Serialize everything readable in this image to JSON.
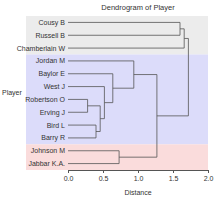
{
  "chart_data": {
    "type": "dendrogram",
    "title": "Dendrogram of Player",
    "x_label": "Distance",
    "y_label": "Player",
    "xlim": [
      0,
      2
    ],
    "xticks": [
      {
        "value": 0,
        "label": "0.0"
      },
      0.5,
      {
        "value": 1,
        "label": "1.0"
      },
      1.5,
      {
        "value": 2,
        "label": "2.0"
      }
    ],
    "tree": {
      "height": 1.72,
      "children": [
        {
          "height": 1.66,
          "color": "#ececec",
          "children": [
            {
              "height": 1.6,
              "children": [
                {
                  "name": "Cousy B"
                },
                {
                  "name": "Russell B"
                }
              ]
            },
            {
              "name": "Chamberlain W"
            }
          ]
        },
        {
          "height": 1.27,
          "children": [
            {
              "height": 0.94,
              "color": "#dcdcfa",
              "children": [
                {
                  "name": "Jordan M"
                },
                {
                  "height": 0.64,
                  "children": [
                    {
                      "name": "Baylor E"
                    },
                    {
                      "height": 0.52,
                      "children": [
                        {
                          "name": "West J"
                        },
                        {
                          "height": 0.46,
                          "children": [
                            {
                              "height": 0.28,
                              "children": [
                                {
                                  "name": "Robertson O"
                                },
                                {
                                  "name": "Erving J"
                                }
                              ]
                            },
                            {
                              "height": 0.4,
                              "children": [
                                {
                                  "name": "Bird L"
                                },
                                {
                                  "name": "Barry R"
                                }
                              ]
                            }
                          ]
                        }
                      ]
                    }
                  ]
                }
              ]
            },
            {
              "height": 0.73,
              "color": "#fadcdc",
              "children": [
                {
                  "name": "Johnson M"
                },
                {
                  "name": "Jabbar K.A."
                }
              ]
            }
          ]
        }
      ]
    }
  }
}
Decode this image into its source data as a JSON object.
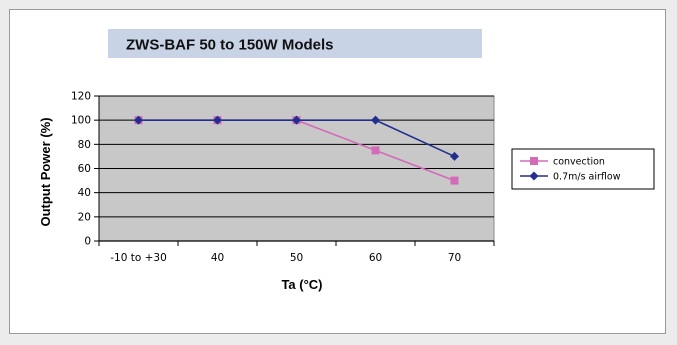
- - - -
■ **Exercise instructions**
Search the data above for lines holding "Player" and copy each of them.

■ **Task response**
    "title": "Dendrogram of Player",
    "y_label": "Player",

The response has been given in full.